▶ **Required task**
Copy all lines in which the word "this" can be found.

▶ **Supplied records**

BEGIN

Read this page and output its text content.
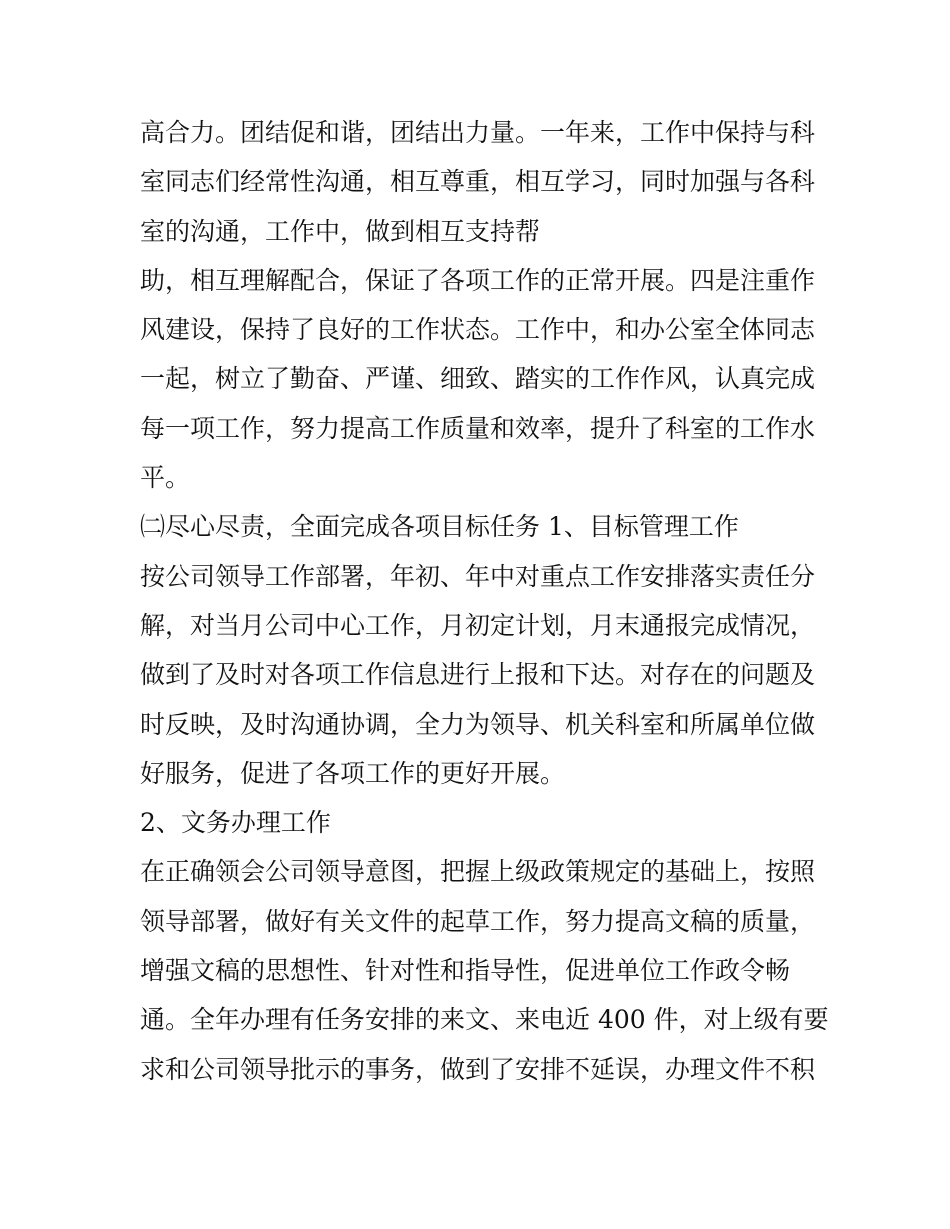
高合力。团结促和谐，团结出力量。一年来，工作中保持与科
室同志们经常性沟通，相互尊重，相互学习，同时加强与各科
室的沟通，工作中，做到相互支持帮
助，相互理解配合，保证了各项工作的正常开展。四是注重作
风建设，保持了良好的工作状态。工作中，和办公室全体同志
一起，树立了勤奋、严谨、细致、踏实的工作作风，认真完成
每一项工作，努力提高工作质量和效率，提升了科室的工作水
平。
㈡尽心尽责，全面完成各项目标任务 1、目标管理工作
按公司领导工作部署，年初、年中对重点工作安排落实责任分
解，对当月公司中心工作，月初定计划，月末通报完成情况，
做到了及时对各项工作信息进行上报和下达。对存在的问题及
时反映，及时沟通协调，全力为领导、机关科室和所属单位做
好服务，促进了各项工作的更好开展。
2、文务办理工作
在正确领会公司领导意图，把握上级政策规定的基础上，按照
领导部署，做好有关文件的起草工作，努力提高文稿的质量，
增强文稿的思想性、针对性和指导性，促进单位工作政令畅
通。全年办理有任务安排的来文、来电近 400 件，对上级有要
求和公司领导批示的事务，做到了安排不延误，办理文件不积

END
BEGIN

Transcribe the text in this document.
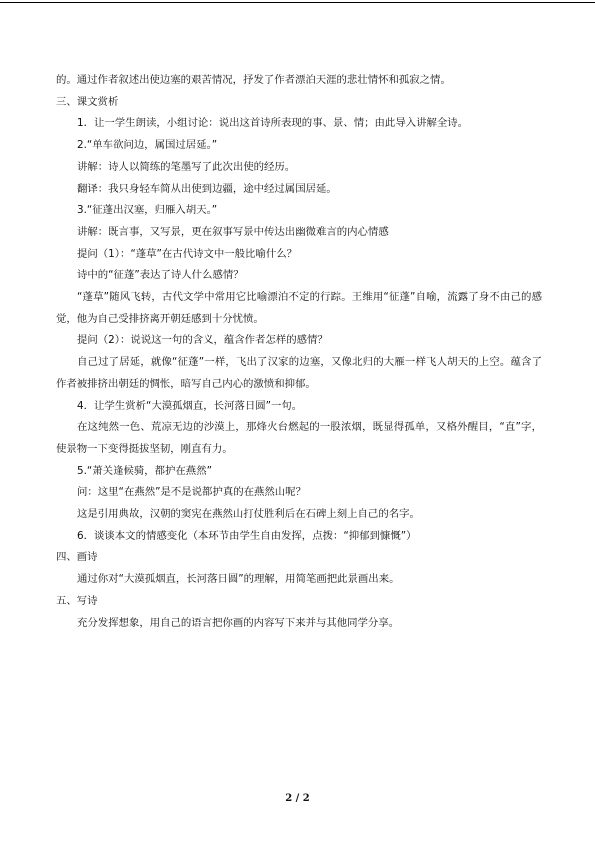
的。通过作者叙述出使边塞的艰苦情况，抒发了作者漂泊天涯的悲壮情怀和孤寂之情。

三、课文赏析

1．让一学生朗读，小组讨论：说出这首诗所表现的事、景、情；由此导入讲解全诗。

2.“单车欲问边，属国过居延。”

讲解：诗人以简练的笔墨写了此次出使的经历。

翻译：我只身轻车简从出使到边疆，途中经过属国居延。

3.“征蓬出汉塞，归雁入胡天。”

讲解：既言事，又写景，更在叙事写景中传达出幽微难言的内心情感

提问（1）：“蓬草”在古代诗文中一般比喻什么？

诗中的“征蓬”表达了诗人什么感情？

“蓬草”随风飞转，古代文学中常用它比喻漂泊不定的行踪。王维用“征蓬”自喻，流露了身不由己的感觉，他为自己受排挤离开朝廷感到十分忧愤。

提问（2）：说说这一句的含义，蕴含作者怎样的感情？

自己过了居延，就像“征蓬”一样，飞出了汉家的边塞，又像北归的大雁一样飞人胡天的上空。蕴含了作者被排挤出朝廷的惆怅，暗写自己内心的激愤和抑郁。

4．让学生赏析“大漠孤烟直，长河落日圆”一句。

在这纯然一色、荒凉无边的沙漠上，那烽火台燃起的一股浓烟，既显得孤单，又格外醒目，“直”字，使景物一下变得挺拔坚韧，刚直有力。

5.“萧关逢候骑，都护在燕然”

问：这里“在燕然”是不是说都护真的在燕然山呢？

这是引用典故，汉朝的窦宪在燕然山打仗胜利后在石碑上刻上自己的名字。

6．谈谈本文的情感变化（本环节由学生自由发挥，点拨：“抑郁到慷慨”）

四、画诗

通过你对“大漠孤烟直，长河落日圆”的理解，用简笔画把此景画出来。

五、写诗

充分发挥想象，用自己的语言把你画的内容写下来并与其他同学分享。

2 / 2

END

▶ **Full output**
Read this page and output its text content.
Transcribe the text in this document.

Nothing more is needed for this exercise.